| WHAT TO WORK ON |
How many lines of the data include the string "this"? State the number and nothing else.

(Lines of data)
════════════════════
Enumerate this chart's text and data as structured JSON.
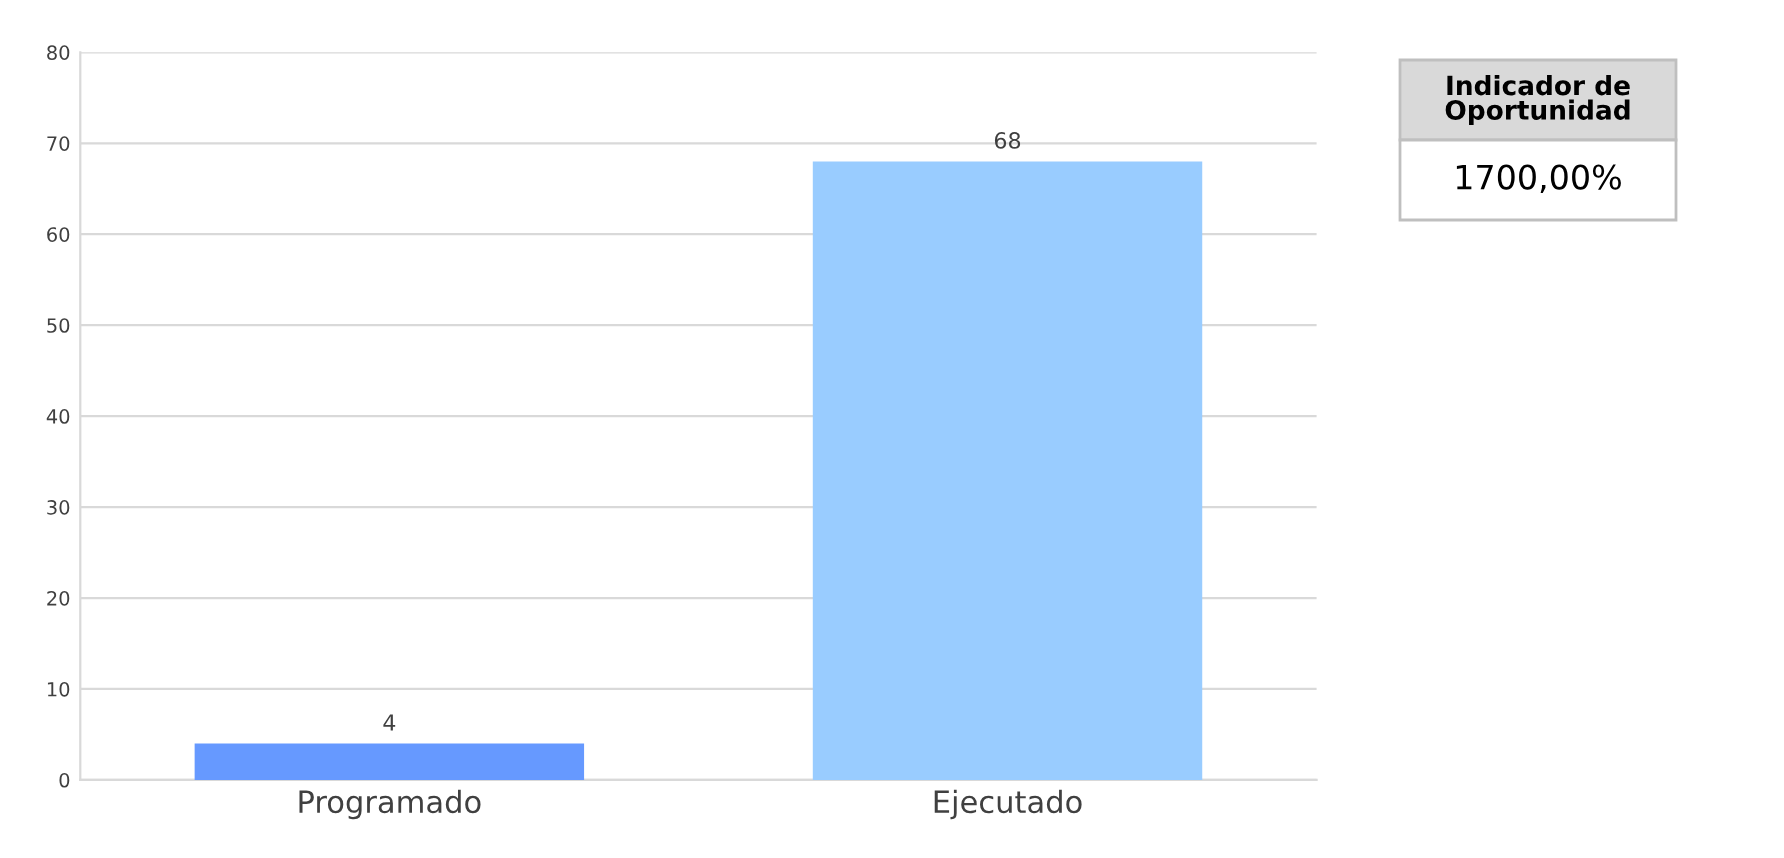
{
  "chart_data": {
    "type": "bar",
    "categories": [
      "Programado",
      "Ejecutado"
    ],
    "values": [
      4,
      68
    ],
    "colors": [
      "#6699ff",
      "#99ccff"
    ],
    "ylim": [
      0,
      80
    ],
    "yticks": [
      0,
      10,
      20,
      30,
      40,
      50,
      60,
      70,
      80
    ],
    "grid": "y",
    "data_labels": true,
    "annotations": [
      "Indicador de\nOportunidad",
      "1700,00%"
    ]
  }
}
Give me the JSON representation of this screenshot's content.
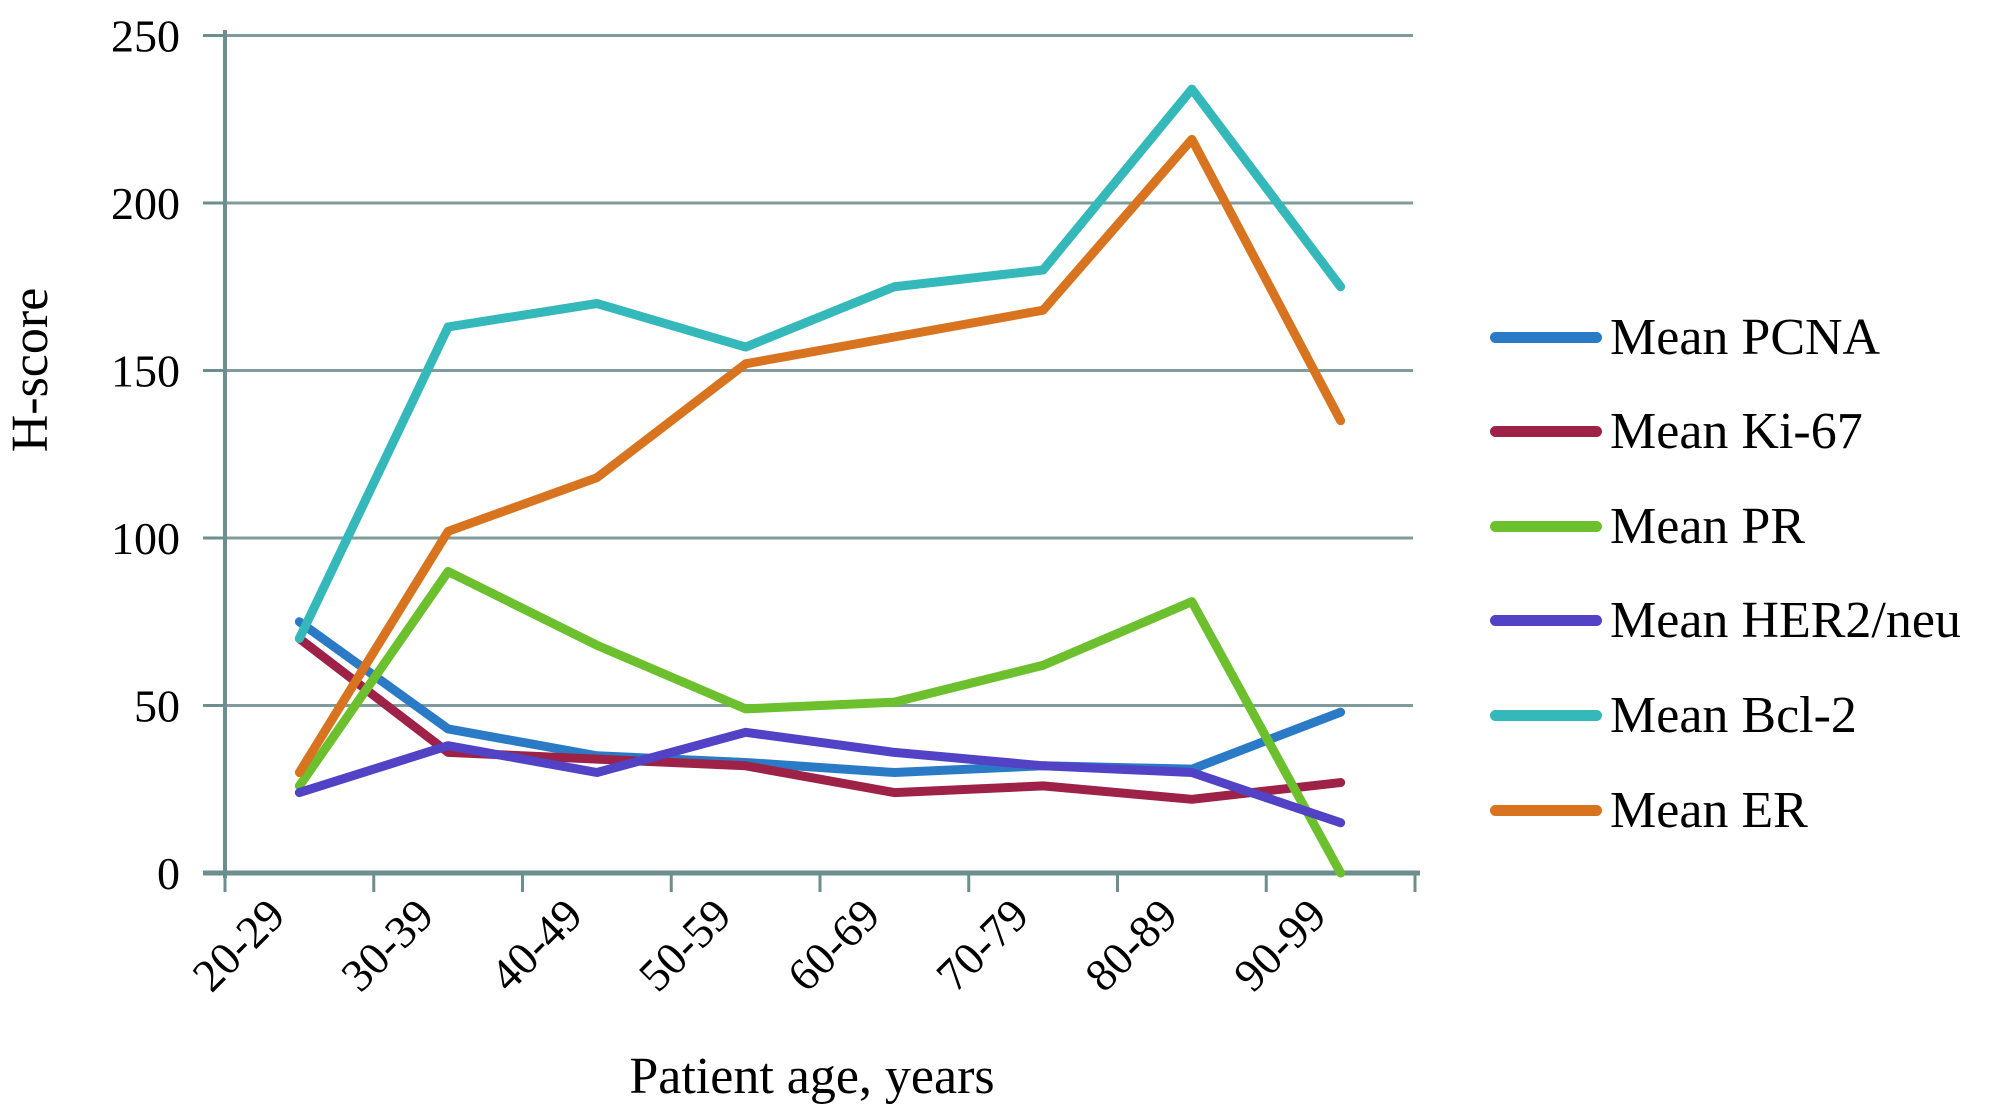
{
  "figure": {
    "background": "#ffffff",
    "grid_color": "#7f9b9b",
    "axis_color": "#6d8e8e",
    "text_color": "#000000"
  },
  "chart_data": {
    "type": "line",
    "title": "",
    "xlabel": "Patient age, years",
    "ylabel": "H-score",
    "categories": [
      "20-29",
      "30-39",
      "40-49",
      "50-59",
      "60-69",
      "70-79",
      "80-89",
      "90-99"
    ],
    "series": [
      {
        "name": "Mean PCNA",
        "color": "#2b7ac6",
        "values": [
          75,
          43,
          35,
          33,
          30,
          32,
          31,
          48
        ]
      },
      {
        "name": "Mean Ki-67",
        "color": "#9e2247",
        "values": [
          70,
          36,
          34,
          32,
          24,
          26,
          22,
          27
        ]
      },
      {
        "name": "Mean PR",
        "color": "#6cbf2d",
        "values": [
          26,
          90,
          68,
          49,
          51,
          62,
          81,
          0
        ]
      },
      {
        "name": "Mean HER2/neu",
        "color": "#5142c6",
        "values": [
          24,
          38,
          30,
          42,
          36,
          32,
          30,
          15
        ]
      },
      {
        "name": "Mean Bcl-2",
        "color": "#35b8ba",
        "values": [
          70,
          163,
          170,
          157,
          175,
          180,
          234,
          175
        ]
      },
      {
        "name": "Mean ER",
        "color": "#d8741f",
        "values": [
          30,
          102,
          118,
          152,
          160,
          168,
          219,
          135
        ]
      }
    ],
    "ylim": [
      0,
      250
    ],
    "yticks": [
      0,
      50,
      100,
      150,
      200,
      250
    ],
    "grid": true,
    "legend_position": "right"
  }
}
════════════════════
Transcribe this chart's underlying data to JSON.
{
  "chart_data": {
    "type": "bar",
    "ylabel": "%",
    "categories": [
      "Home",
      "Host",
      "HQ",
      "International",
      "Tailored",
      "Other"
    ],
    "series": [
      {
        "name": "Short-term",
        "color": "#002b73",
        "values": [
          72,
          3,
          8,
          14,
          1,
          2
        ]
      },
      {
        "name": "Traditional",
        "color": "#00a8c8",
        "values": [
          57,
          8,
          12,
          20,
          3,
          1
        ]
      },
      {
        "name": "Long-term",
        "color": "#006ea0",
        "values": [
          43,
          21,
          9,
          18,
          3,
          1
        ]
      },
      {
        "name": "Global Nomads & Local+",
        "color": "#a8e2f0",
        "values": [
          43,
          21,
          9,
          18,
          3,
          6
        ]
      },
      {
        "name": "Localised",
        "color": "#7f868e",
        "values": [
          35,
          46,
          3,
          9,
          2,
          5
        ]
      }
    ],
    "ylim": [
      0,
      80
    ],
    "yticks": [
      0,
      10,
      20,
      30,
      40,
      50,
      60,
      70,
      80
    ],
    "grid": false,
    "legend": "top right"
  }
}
════════════════════
| EXERCISE RESULT |
3